▶ JOB: Gather up the lines with the word "injuries" in them.
Start of MATERIAL SHOWN
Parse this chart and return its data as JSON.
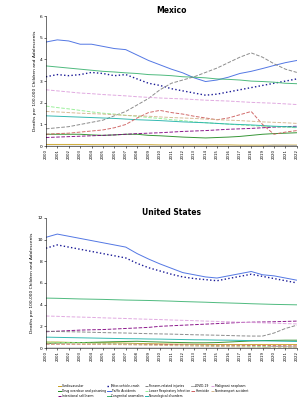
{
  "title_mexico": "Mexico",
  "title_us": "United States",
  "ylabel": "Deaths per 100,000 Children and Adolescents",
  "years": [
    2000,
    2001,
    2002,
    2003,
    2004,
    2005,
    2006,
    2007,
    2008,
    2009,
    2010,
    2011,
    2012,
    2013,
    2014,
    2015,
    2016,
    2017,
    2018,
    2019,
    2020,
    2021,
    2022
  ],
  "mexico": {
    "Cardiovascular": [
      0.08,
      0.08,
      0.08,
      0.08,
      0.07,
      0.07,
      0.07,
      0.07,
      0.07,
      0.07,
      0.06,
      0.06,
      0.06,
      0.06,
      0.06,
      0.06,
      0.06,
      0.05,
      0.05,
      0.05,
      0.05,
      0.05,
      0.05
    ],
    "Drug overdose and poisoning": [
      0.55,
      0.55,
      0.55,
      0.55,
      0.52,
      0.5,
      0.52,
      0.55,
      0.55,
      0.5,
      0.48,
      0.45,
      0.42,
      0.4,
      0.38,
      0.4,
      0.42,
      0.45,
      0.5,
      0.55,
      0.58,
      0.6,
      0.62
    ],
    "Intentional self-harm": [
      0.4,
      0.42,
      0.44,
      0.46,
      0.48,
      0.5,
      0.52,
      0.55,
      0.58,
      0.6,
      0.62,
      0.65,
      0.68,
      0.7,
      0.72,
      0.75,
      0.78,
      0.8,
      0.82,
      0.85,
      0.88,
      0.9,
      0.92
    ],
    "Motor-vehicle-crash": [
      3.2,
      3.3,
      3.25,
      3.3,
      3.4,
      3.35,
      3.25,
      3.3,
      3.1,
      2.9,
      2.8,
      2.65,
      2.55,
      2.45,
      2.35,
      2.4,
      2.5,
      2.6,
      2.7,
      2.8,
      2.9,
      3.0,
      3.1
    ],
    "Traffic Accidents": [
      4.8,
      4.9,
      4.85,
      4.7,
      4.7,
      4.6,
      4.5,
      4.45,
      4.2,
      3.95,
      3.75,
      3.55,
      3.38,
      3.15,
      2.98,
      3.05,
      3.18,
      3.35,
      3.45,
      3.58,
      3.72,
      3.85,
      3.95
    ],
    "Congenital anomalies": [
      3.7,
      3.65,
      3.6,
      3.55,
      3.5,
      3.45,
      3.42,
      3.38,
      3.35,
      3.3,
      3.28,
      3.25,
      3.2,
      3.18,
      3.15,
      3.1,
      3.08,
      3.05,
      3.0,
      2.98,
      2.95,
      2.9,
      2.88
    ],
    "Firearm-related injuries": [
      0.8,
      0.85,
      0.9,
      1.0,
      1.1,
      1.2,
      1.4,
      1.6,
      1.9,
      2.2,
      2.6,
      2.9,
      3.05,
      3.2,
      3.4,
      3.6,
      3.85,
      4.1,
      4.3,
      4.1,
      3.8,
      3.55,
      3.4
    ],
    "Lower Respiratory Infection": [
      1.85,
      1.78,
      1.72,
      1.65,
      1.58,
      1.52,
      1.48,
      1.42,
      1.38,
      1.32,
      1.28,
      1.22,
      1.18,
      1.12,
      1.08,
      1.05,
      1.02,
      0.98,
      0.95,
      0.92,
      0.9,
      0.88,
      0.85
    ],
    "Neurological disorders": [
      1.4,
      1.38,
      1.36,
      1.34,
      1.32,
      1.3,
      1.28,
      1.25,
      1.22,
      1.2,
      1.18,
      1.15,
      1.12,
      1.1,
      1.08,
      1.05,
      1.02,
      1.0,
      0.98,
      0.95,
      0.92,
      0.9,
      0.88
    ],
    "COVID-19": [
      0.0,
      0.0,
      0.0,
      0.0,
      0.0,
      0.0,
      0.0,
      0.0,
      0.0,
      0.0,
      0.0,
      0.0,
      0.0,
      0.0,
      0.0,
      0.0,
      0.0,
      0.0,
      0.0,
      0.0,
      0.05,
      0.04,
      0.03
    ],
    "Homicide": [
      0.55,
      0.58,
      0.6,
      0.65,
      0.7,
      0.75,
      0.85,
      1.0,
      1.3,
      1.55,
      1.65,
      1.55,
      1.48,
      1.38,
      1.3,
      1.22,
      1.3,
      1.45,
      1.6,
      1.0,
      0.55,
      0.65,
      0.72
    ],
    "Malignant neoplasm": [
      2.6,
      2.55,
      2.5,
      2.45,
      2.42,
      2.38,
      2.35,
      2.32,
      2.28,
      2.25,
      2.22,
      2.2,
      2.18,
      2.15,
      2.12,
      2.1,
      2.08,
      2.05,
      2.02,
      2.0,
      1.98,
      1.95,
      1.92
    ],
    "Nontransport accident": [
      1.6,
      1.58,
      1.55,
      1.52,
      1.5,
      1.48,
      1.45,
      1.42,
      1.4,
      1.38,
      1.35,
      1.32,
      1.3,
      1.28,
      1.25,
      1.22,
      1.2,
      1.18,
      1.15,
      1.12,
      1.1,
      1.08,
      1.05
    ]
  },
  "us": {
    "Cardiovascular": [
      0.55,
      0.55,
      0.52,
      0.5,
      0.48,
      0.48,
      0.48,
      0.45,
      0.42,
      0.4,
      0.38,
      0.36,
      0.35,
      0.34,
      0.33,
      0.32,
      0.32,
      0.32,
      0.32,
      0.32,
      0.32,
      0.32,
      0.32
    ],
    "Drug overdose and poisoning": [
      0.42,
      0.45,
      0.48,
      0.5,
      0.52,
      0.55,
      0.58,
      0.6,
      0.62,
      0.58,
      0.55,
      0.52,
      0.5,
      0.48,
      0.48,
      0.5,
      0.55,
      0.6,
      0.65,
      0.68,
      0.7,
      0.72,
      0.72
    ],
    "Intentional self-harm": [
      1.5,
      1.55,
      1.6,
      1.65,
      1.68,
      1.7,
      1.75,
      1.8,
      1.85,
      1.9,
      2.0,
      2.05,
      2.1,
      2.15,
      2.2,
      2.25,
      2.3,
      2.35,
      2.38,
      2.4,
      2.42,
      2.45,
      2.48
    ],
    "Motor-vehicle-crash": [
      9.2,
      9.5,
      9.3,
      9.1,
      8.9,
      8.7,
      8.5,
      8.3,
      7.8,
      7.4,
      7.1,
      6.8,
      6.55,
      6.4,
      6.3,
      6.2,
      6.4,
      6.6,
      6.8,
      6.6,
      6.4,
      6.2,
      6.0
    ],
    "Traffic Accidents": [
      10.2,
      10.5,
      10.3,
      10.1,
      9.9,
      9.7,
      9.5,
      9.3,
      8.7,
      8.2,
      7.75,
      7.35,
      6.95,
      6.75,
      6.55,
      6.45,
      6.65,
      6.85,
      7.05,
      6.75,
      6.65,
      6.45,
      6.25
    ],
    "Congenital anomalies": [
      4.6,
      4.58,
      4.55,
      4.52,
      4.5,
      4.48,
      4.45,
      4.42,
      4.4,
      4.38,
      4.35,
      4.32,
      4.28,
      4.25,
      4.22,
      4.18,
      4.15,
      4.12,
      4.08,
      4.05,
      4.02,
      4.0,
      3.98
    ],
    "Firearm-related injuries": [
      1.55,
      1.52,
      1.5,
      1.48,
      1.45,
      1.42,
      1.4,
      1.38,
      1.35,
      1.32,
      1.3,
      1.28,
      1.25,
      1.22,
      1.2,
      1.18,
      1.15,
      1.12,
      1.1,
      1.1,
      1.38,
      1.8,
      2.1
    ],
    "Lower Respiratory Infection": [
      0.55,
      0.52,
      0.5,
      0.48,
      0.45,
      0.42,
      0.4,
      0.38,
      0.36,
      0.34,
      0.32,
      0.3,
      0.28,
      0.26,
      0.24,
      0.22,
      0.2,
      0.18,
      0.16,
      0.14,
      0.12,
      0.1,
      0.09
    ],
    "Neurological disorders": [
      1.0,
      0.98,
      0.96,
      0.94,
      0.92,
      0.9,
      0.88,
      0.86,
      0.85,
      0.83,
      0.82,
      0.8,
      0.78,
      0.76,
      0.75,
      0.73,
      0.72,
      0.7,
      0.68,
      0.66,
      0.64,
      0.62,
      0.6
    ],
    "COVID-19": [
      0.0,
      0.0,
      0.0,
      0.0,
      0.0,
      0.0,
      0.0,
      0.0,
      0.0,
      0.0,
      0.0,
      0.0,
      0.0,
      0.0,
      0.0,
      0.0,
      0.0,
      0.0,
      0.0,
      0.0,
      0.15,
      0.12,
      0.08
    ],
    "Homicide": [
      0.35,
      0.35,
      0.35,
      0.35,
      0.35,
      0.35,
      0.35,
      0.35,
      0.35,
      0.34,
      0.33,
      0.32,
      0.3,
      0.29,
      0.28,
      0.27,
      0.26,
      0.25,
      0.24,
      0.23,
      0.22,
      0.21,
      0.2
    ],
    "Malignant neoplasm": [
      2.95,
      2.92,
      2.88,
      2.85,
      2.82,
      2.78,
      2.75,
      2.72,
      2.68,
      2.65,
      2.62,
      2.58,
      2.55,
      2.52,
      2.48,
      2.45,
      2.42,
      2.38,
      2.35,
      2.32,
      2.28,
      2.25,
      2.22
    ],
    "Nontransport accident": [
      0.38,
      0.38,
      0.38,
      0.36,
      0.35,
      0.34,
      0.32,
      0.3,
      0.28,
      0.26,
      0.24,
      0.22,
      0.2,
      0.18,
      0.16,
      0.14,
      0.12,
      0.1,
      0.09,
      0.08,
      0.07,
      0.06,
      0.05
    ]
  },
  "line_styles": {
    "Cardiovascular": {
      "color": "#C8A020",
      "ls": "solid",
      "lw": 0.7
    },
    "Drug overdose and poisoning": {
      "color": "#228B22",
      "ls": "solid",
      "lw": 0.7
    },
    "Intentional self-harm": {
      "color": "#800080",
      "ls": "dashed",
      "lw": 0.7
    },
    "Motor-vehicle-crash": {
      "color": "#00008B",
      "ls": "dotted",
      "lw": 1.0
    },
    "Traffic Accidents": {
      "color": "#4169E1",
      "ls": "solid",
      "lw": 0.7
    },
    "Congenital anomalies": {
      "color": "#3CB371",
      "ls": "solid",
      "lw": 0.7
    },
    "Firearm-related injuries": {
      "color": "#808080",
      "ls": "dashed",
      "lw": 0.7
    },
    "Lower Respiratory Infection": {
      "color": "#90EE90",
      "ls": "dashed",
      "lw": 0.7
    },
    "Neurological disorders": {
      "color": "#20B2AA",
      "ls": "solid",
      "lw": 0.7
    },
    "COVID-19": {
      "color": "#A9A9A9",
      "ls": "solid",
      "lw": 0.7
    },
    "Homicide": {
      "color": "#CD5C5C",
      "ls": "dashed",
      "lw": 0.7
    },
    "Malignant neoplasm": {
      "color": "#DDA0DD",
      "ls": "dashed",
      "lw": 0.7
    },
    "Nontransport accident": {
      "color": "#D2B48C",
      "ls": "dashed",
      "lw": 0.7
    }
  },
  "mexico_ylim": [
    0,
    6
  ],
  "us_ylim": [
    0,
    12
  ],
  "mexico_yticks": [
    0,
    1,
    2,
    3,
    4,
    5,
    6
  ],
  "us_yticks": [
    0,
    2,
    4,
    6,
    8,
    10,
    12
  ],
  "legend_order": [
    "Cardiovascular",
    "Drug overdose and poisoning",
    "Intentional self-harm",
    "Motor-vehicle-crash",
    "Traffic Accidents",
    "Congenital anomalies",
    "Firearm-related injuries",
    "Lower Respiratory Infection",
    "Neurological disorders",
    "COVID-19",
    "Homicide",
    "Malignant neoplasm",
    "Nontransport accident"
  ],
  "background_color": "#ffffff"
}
End of MATERIAL SHOWN
▶ TASK RESULT:
    "Firearm-related injuries": [
    "Firearm-related injuries": [
    "Firearm-related injuries": {
    "Firearm-related injuries",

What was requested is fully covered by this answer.